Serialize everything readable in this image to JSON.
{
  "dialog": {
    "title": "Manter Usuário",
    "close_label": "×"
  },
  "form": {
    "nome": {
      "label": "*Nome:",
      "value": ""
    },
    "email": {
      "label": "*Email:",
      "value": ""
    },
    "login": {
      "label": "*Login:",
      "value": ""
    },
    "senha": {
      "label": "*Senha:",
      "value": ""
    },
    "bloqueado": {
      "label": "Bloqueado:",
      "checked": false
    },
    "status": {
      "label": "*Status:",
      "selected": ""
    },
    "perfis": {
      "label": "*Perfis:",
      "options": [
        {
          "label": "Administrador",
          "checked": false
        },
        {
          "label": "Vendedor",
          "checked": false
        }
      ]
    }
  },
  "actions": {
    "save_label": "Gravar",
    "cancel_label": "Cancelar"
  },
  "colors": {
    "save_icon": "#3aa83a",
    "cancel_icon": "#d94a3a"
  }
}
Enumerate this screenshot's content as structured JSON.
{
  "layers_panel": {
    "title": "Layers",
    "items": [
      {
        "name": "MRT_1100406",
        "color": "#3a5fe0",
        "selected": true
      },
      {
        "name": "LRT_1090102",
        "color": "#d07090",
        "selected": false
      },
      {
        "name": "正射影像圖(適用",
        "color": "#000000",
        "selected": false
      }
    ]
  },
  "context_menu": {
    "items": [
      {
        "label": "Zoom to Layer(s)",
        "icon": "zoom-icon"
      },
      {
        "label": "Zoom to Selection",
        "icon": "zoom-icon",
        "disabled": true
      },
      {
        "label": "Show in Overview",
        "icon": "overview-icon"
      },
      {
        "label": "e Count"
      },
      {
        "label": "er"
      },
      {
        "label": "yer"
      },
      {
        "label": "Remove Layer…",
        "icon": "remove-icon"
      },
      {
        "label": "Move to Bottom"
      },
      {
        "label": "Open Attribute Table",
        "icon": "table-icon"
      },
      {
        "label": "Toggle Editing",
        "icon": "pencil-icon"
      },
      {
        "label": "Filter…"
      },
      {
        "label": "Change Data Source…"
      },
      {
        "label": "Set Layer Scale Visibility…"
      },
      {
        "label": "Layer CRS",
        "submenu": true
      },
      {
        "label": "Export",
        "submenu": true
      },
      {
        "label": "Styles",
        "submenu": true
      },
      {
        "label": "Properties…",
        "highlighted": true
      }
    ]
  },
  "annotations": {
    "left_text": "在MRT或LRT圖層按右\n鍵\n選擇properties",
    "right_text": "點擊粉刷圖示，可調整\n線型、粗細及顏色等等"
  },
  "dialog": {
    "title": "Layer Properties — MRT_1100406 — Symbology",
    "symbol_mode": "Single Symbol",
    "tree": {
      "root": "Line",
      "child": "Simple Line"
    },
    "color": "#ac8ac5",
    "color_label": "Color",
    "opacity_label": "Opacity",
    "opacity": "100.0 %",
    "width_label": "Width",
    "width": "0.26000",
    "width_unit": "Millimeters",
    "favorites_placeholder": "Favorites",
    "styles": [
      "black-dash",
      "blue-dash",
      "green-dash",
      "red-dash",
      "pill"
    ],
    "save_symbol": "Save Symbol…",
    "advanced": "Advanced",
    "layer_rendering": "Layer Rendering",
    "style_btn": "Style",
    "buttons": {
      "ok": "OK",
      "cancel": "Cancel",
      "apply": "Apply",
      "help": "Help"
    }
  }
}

### Task to carry out
Say how many lines in the records above hold "dash", and give no other text.

### Finished exercise
4